Lesetext:
Der "Deal" war erst ein paar Stunden alt und wurde schon wieder unterlaufen. Mittwochnacht hatten Vertreter des Kosovo und Serbien sich darauf geeinigt, dass Serbien künftig keine Nummernschilder für Kraftfahrzeuge für den Kosovo mehr ausstellen werden – was im Übrigen von Belgrad bereits vor zehn Jahren zugesagt worden war. Und die kosovarische Seite verpflichtete sich, jene Besitzer von Kraftfahrzeugen, die Kennzeichen des Staates Serbien verwenden, obwohl sie im Kosovo leben, eben doch nicht – wie eigentlich geplant – zu bestrafen oder ihnen die Nummernschilder wegzunehmen.

Ein simples Stück Blech mit viel politischem Konfliktpotenzial.

Daten:

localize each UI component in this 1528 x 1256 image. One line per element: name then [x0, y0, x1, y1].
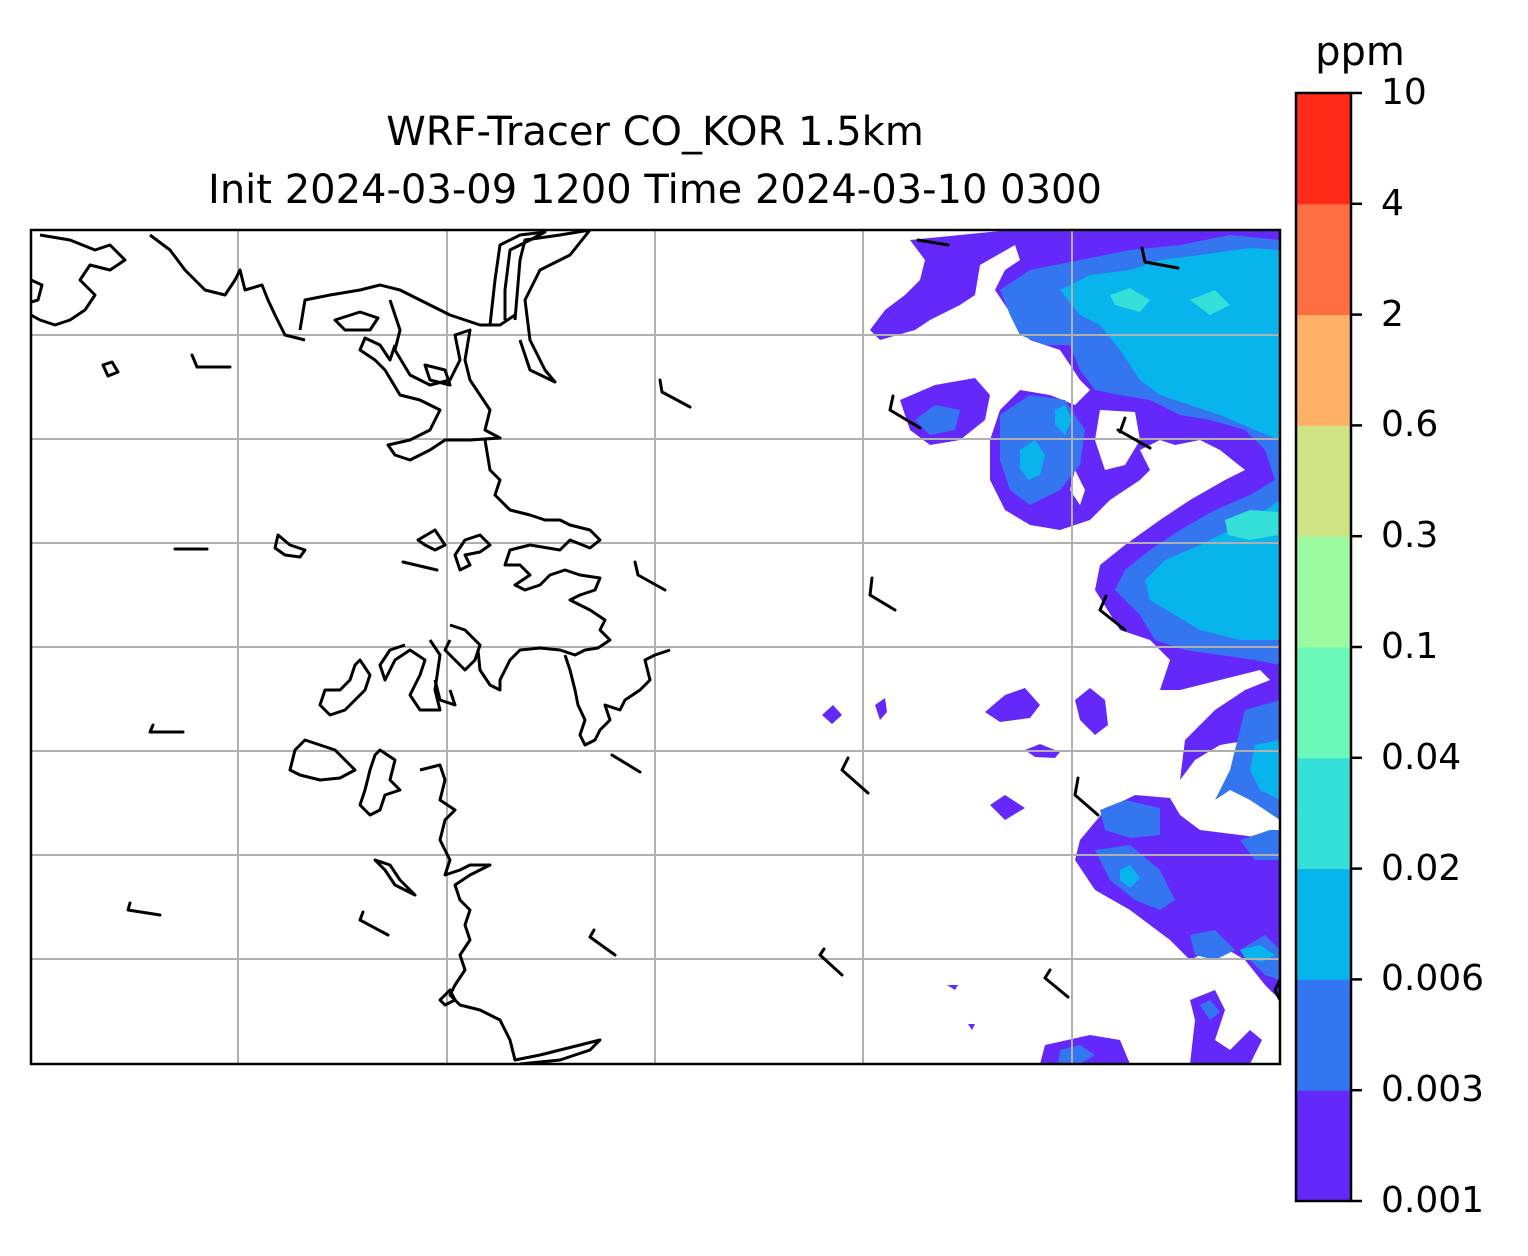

Aufgaben:
A. Wann hatte Belgrad laut dem Text über den Nummernschildstreit zwischen Kosovo und Serbien schon einmal zugesagt, keine Nummernschilder mehr für den Kosovo auszustellen?
B. Führe den Text über den Nummernschildstreit zwischen Kosovo und Serbien nach seinem letzten Satz weiter.
Die Auflistung spielt für die Bearbeitung keine Rolle.

Lösungen:
A. Bereits vor zehn Jahren.

B.
Foto: REUTERS/Ognen Teofilovski

Am Donnerstag sagte der serbische Staatspräsident Aleksandar Vučić allerdings laut dem Sender N1, dass die Erneuerung der Kennzeichen mit dem Kürzel KM – für die nordkosovarische Stadt Kosovska Mitrovica – normal weiterlaufe und dass diesbezüglich keine Verpflichtungen bestünden. Dies entspricht dem Gegenteil, was am Vortag angeblich vereinbart wurde. Weiters sagte Vučić, dass die Kosovo-Serben solange nicht in die Institutionen des Staates Kosovo zurückkehren würden, bis der Verbund der serbischen Gemeinden gebildet werde.

Gewaltandrohung

Anfang November wurden die Vertreter der Partei Srpska Lista, die unter der Kontrolle von Vučić steht – nämlich aus der Polizei, aus der Justiz und politischen Institutionen – abgezogen, weil die kosovarischen Behörden nach wiederholten jahrelangen Verschiebungen die Regelung umsetzen wollten, dass alle Kraftfahrzeugsbesitzer – egal zu welcher ethnischen Gruppe sie gehören – kosovarische Nummernschilder verwenden müssen.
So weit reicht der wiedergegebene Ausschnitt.